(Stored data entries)
-=-=-
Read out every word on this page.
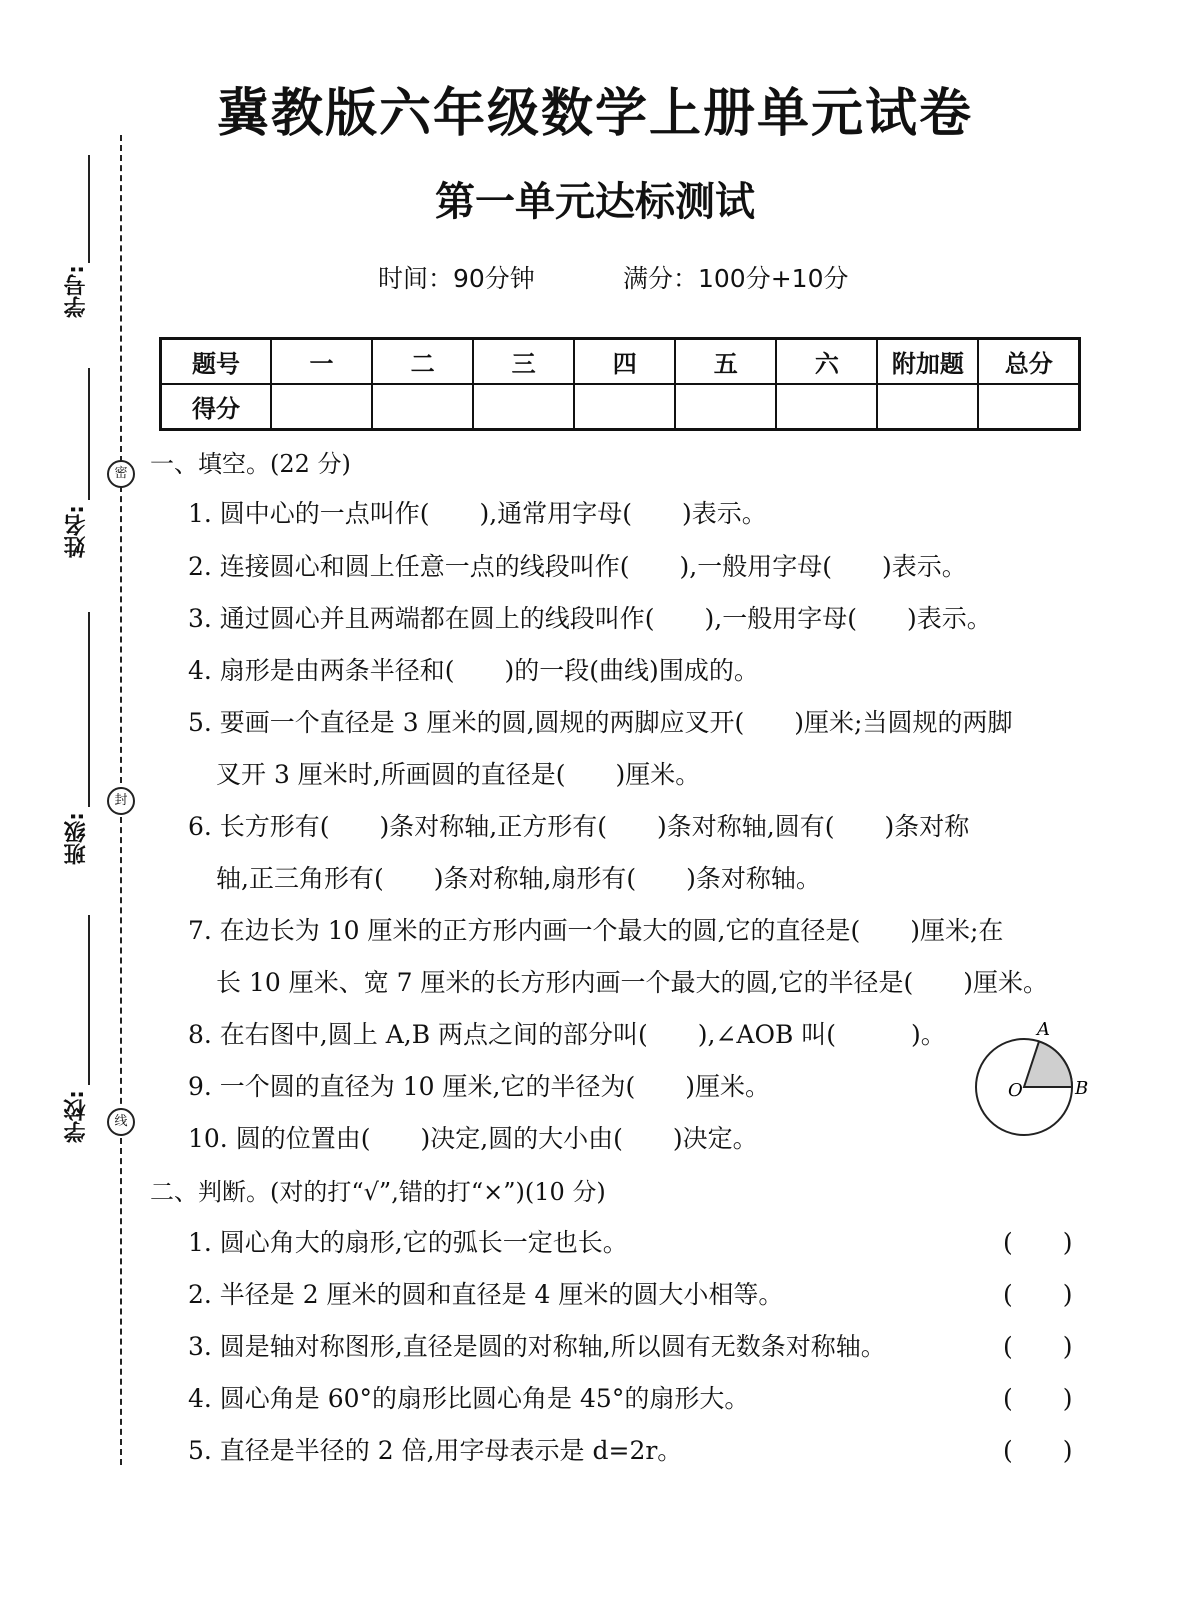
学号:
姓名:
班级:
学校:
密
封
线
冀教版六年级数学上册单元试卷
第一单元达标测试
时间：90分钟	满分：100分+10分
题号	一	二	三	四	五	六	附加题	总分
得分								
一、填空。(22 分)
1. 圆中心的一点叫作(　　),通常用字母(　　)表示。
2. 连接圆心和圆上任意一点的线段叫作(　　),一般用字母(　　)表示。
3. 通过圆心并且两端都在圆上的线段叫作(　　),一般用字母(　　)表示。
4. 扇形是由两条半径和(　　)的一段(曲线)围成的。
5. 要画一个直径是 3 厘米的圆,圆规的两脚应叉开(　　)厘米;当圆规的两脚
叉开 3 厘米时,所画圆的直径是(　　)厘米。
6. 长方形有(　　)条对称轴,正方形有(　　)条对称轴,圆有(　　)条对称
轴,正三角形有(　　)条对称轴,扇形有(　　)条对称轴。
7. 在边长为 10 厘米的正方形内画一个最大的圆,它的直径是(　　)厘米;在
长 10 厘米、宽 7 厘米的长方形内画一个最大的圆,它的半径是(　　)厘米。
8. 在右图中,圆上 A,B 两点之间的部分叫(　　),∠AOB 叫(　　　)。
9. 一个圆的直径为 10 厘米,它的半径为(　　)厘米。
10. 圆的位置由(　　)决定,圆的大小由(　　)决定。
A
O	B
二、判断。(对的打“√”,错的打“×”)(10 分)
1. 圆心角大的扇形,它的弧长一定也长。	(　　)
2. 半径是 2 厘米的圆和直径是 4 厘米的圆大小相等。	(　　)
3. 圆是轴对称图形,直径是圆的对称轴,所以圆有无数条对称轴。	(　　)
4. 圆心角是 60°的扇形比圆心角是 45°的扇形大。	(　　)
5. 直径是半径的 2 倍,用字母表示是 d=2r。	(　　)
-=-=-
Set task: Leave the pictures out and reproduce each record exactly as written.

Response to the task:
Read out every word on this page.
学号:
姓名:
班级:
学校:
密
封
线
冀教版六年级数学上册单元试卷
第一单元达标测试
时间：90分钟	满分：100分+10分
题号	一	二	三	四	五	六	附加题	总分
得分								
一、填空。(22 分)
1. 圆中心的一点叫作(　　),通常用字母(　　)表示。
2. 连接圆心和圆上任意一点的线段叫作(　　),一般用字母(　　)表示。
3. 通过圆心并且两端都在圆上的线段叫作(　　),一般用字母(　　)表示。
4. 扇形是由两条半径和(　　)的一段(曲线)围成的。
5. 要画一个直径是 3 厘米的圆,圆规的两脚应叉开(　　)厘米;当圆规的两脚
叉开 3 厘米时,所画圆的直径是(　　)厘米。
6. 长方形有(　　)条对称轴,正方形有(　　)条对称轴,圆有(　　)条对称
轴,正三角形有(　　)条对称轴,扇形有(　　)条对称轴。
7. 在边长为 10 厘米的正方形内画一个最大的圆,它的直径是(　　)厘米;在
长 10 厘米、宽 7 厘米的长方形内画一个最大的圆,它的半径是(　　)厘米。
8. 在右图中,圆上 A,B 两点之间的部分叫(　　),∠AOB 叫(　　　)。
9. 一个圆的直径为 10 厘米,它的半径为(　　)厘米。
10. 圆的位置由(　　)决定,圆的大小由(　　)决定。
A
O	B
二、判断。(对的打“√”,错的打“×”)(10 分)
1. 圆心角大的扇形,它的弧长一定也长。	(　　)
2. 半径是 2 厘米的圆和直径是 4 厘米的圆大小相等。	(　　)
3. 圆是轴对称图形,直径是圆的对称轴,所以圆有无数条对称轴。	(　　)
4. 圆心角是 60°的扇形比圆心角是 45°的扇形大。	(　　)
5. 直径是半径的 2 倍,用字母表示是 d=2r。	(　　)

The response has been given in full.